**EXERCISE DETAILS:** Extract each line of the data and write it out again exactly.

**RECORDS:**
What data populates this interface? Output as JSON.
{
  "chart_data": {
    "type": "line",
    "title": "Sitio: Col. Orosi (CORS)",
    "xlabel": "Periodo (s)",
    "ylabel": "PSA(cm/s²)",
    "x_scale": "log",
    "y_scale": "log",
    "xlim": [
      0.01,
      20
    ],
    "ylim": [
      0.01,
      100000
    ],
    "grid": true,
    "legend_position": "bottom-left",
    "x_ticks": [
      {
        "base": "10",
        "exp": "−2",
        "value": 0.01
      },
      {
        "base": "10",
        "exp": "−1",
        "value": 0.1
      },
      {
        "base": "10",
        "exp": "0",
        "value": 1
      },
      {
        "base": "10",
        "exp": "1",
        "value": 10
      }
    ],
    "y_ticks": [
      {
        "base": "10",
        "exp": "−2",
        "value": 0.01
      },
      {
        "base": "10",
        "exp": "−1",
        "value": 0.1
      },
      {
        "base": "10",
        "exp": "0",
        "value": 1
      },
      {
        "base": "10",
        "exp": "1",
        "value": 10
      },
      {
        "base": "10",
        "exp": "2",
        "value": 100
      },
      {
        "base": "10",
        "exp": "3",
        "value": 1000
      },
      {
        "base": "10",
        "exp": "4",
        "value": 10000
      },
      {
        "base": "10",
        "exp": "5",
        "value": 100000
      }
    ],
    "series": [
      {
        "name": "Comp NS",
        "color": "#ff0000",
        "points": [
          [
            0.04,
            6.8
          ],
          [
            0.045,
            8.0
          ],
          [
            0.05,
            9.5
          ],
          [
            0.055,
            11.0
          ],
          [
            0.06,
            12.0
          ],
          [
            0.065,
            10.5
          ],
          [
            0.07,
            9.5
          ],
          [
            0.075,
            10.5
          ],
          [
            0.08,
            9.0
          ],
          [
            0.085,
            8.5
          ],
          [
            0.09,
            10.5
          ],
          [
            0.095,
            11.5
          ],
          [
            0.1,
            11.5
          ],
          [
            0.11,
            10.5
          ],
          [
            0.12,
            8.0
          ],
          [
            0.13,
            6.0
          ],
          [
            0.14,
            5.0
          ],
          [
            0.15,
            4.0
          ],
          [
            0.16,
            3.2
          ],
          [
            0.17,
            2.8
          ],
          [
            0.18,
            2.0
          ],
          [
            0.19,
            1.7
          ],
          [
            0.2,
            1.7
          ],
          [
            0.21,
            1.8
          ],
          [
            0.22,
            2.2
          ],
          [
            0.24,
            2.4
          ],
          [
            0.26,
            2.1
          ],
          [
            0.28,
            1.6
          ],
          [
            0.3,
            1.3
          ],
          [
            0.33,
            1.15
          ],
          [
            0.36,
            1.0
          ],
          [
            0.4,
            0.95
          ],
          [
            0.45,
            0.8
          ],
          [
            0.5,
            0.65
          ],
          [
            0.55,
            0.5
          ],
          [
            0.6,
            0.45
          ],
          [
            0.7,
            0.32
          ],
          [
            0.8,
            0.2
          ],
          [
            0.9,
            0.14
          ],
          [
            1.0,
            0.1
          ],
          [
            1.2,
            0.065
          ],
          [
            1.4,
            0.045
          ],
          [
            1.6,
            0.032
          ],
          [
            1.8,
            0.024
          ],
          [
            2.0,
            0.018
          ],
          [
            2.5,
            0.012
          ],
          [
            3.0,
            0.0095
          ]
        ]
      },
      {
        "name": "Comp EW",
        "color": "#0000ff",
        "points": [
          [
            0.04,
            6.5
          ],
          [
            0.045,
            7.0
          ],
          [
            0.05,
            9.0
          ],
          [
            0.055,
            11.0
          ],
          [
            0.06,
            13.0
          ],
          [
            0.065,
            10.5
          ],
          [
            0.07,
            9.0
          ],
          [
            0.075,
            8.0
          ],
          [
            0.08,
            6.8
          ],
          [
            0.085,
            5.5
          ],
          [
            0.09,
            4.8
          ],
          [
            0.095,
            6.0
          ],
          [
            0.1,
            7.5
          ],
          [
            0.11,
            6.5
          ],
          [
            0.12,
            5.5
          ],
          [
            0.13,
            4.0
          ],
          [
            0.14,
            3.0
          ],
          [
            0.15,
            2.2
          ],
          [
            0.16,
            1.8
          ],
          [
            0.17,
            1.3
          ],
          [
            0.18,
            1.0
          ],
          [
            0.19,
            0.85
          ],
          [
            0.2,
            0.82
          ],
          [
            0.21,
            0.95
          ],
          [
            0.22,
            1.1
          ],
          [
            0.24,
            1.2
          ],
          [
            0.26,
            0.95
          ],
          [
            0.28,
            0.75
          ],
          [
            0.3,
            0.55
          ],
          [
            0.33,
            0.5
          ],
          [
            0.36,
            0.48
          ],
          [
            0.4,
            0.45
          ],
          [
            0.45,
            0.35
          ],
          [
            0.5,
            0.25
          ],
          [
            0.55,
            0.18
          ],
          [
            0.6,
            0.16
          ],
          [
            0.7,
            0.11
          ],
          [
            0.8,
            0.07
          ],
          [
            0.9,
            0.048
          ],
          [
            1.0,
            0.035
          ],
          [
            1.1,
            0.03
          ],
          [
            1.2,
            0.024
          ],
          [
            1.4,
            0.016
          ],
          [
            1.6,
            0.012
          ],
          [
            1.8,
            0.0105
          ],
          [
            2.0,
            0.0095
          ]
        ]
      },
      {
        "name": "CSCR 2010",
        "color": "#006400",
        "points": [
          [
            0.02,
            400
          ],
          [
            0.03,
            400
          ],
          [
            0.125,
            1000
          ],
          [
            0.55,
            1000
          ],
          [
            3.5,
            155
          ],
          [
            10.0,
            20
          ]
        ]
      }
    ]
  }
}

**TASK RESPONSE:**
What data populates this interface? Output as JSON.
{
  "chart_data": {
    "type": "line",
    "title": "Sitio: Col. Orosi (CORS)",
    "xlabel": "Periodo (s)",
    "ylabel": "PSA(cm/s²)",
    "x_scale": "log",
    "y_scale": "log",
    "xlim": [
      0.01,
      20
    ],
    "ylim": [
      0.01,
      100000
    ],
    "grid": true,
    "legend_position": "bottom-left",
    "x_ticks": [
      {
        "base": "10",
        "exp": "−2",
        "value": 0.01
      },
      {
        "base": "10",
        "exp": "−1",
        "value": 0.1
      },
      {
        "base": "10",
        "exp": "0",
        "value": 1
      },
      {
        "base": "10",
        "exp": "1",
        "value": 10
      }
    ],
    "y_ticks": [
      {
        "base": "10",
        "exp": "−2",
        "value": 0.01
      },
      {
        "base": "10",
        "exp": "−1",
        "value": 0.1
      },
      {
        "base": "10",
        "exp": "0",
        "value": 1
      },
      {
        "base": "10",
        "exp": "1",
        "value": 10
      },
      {
        "base": "10",
        "exp": "2",
        "value": 100
      },
      {
        "base": "10",
        "exp": "3",
        "value": 1000
      },
      {
        "base": "10",
        "exp": "4",
        "value": 10000
      },
      {
        "base": "10",
        "exp": "5",
        "value": 100000
      }
    ],
    "series": [
      {
        "name": "Comp NS",
        "color": "#ff0000",
        "points": [
          [
            0.04,
            6.8
          ],
          [
            0.045,
            8.0
          ],
          [
            0.05,
            9.5
          ],
          [
            0.055,
            11.0
          ],
          [
            0.06,
            12.0
          ],
          [
            0.065,
            10.5
          ],
          [
            0.07,
            9.5
          ],
          [
            0.075,
            10.5
          ],
          [
            0.08,
            9.0
          ],
          [
            0.085,
            8.5
          ],
          [
            0.09,
            10.5
          ],
          [
            0.095,
            11.5
          ],
          [
            0.1,
            11.5
          ],
          [
            0.11,
            10.5
          ],
          [
            0.12,
            8.0
          ],
          [
            0.13,
            6.0
          ],
          [
            0.14,
            5.0
          ],
          [
            0.15,
            4.0
          ],
          [
            0.16,
            3.2
          ],
          [
            0.17,
            2.8
          ],
          [
            0.18,
            2.0
          ],
          [
            0.19,
            1.7
          ],
          [
            0.2,
            1.7
          ],
          [
            0.21,
            1.8
          ],
          [
            0.22,
            2.2
          ],
          [
            0.24,
            2.4
          ],
          [
            0.26,
            2.1
          ],
          [
            0.28,
            1.6
          ],
          [
            0.3,
            1.3
          ],
          [
            0.33,
            1.15
          ],
          [
            0.36,
            1.0
          ],
          [
            0.4,
            0.95
          ],
          [
            0.45,
            0.8
          ],
          [
            0.5,
            0.65
          ],
          [
            0.55,
            0.5
          ],
          [
            0.6,
            0.45
          ],
          [
            0.7,
            0.32
          ],
          [
            0.8,
            0.2
          ],
          [
            0.9,
            0.14
          ],
          [
            1.0,
            0.1
          ],
          [
            1.2,
            0.065
          ],
          [
            1.4,
            0.045
          ],
          [
            1.6,
            0.032
          ],
          [
            1.8,
            0.024
          ],
          [
            2.0,
            0.018
          ],
          [
            2.5,
            0.012
          ],
          [
            3.0,
            0.0095
          ]
        ]
      },
      {
        "name": "Comp EW",
        "color": "#0000ff",
        "points": [
          [
            0.04,
            6.5
          ],
          [
            0.045,
            7.0
          ],
          [
            0.05,
            9.0
          ],
          [
            0.055,
            11.0
          ],
          [
            0.06,
            13.0
          ],
          [
            0.065,
            10.5
          ],
          [
            0.07,
            9.0
          ],
          [
            0.075,
            8.0
          ],
          [
            0.08,
            6.8
          ],
          [
            0.085,
            5.5
          ],
          [
            0.09,
            4.8
          ],
          [
            0.095,
            6.0
          ],
          [
            0.1,
            7.5
          ],
          [
            0.11,
            6.5
          ],
          [
            0.12,
            5.5
          ],
          [
            0.13,
            4.0
          ],
          [
            0.14,
            3.0
          ],
          [
            0.15,
            2.2
          ],
          [
            0.16,
            1.8
          ],
          [
            0.17,
            1.3
          ],
          [
            0.18,
            1.0
          ],
          [
            0.19,
            0.85
          ],
          [
            0.2,
            0.82
          ],
          [
            0.21,
            0.95
          ],
          [
            0.22,
            1.1
          ],
          [
            0.24,
            1.2
          ],
          [
            0.26,
            0.95
          ],
          [
            0.28,
            0.75
          ],
          [
            0.3,
            0.55
          ],
          [
            0.33,
            0.5
          ],
          [
            0.36,
            0.48
          ],
          [
            0.4,
            0.45
          ],
          [
            0.45,
            0.35
          ],
          [
            0.5,
            0.25
          ],
          [
            0.55,
            0.18
          ],
          [
            0.6,
            0.16
          ],
          [
            0.7,
            0.11
          ],
          [
            0.8,
            0.07
          ],
          [
            0.9,
            0.048
          ],
          [
            1.0,
            0.035
          ],
          [
            1.1,
            0.03
          ],
          [
            1.2,
            0.024
          ],
          [
            1.4,
            0.016
          ],
          [
            1.6,
            0.012
          ],
          [
            1.8,
            0.0105
          ],
          [
            2.0,
            0.0095
          ]
        ]
      },
      {
        "name": "CSCR 2010",
        "color": "#006400",
        "points": [
          [
            0.02,
            400
          ],
          [
            0.03,
            400
          ],
          [
            0.125,
            1000
          ],
          [
            0.55,
            1000
          ],
          [
            3.5,
            155
          ],
          [
            10.0,
            20
          ]
        ]
      }
    ]
  }
}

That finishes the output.